§ What to produce: The data below needs to be returned exactly, line for line.

§ Input material:
'''
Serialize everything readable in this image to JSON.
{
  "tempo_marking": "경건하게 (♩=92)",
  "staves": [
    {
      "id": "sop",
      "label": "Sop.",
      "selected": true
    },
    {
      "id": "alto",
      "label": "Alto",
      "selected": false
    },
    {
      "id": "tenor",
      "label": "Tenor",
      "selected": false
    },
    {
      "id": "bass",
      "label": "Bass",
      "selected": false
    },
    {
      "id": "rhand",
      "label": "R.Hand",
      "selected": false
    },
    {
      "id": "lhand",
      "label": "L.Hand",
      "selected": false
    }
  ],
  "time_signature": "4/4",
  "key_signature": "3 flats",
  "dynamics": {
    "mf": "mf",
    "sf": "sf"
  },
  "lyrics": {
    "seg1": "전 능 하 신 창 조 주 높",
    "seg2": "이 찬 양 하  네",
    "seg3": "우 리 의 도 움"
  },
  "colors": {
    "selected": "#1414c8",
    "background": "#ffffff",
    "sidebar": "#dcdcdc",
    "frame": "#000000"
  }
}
'''
§ Answer in full:
Serialize everything readable in this image to JSON.
{
  "tempo_marking": "경건하게 (♩=92)",
  "staves": [
    {
      "id": "sop",
      "label": "Sop.",
      "selected": true
    },
    {
      "id": "alto",
      "label": "Alto",
      "selected": false
    },
    {
      "id": "tenor",
      "label": "Tenor",
      "selected": false
    },
    {
      "id": "bass",
      "label": "Bass",
      "selected": false
    },
    {
      "id": "rhand",
      "label": "R.Hand",
      "selected": false
    },
    {
      "id": "lhand",
      "label": "L.Hand",
      "selected": false
    }
  ],
  "time_signature": "4/4",
  "key_signature": "3 flats",
  "dynamics": {
    "mf": "mf",
    "sf": "sf"
  },
  "lyrics": {
    "seg1": "전 능 하 신 창 조 주 높",
    "seg2": "이 찬 양 하  네",
    "seg3": "우 리 의 도 움"
  },
  "colors": {
    "selected": "#1414c8",
    "background": "#ffffff",
    "sidebar": "#dcdcdc",
    "frame": "#000000"
  }
}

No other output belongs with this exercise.